= Task to carry out =
Each line of the data below that includes the string "cells" must be copied.

---------- Extracted data ----------

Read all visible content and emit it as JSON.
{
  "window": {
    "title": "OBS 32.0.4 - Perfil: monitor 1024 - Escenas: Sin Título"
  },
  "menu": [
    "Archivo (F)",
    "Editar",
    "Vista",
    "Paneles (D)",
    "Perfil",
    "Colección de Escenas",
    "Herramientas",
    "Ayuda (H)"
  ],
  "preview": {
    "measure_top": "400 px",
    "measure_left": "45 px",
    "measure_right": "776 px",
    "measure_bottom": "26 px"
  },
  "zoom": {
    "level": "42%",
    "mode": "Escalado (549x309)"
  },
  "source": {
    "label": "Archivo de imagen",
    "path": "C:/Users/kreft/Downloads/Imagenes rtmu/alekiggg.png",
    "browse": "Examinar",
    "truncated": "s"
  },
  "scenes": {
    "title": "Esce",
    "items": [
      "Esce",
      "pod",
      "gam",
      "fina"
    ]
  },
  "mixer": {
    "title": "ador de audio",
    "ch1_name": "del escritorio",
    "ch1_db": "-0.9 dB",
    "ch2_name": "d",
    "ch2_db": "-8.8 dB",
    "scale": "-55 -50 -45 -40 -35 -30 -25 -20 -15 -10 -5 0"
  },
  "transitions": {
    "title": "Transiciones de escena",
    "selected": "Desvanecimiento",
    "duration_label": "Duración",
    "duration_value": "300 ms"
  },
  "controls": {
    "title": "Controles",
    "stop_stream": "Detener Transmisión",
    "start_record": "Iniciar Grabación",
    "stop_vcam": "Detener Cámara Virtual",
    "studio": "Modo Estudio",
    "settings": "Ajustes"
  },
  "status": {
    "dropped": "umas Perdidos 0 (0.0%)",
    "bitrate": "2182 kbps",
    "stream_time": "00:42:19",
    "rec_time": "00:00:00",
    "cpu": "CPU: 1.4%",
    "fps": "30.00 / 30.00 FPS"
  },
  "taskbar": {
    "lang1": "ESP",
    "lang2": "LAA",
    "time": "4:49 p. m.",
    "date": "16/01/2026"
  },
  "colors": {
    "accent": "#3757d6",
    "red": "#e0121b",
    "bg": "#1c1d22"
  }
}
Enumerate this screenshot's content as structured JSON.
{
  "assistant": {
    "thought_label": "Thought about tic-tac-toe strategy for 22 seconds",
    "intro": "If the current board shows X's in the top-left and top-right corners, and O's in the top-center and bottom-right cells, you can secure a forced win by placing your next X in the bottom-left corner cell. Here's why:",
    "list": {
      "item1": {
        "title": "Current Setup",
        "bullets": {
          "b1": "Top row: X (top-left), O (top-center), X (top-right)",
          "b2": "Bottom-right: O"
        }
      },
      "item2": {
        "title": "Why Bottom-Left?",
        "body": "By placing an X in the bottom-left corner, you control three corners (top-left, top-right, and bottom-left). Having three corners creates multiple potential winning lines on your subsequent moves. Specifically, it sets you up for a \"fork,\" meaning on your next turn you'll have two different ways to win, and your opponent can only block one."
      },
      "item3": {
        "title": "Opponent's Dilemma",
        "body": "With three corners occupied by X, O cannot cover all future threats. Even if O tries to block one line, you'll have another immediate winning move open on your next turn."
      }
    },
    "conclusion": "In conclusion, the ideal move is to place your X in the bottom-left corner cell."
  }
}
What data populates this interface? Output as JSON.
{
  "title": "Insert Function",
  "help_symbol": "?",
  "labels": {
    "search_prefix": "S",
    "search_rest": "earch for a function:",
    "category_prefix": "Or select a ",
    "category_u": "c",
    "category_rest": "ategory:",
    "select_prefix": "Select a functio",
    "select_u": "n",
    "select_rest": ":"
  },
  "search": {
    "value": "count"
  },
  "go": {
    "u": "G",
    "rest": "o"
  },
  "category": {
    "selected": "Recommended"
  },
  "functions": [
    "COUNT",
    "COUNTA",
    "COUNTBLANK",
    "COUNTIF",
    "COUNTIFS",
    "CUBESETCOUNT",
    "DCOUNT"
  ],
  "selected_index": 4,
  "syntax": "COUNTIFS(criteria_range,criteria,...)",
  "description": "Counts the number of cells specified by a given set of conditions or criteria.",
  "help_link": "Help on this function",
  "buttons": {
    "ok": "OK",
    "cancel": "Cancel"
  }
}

----------

= Result of the task =
    "intro": "If the current board shows X's in the top-left and top-right corners, and O's in the top-center and bottom-right cells, you can secure a forced win by placing your next X in the bottom-left corner cell. Here's why:",
  "description": "Counts the number of cells specified by a given set of conditions or criteria.",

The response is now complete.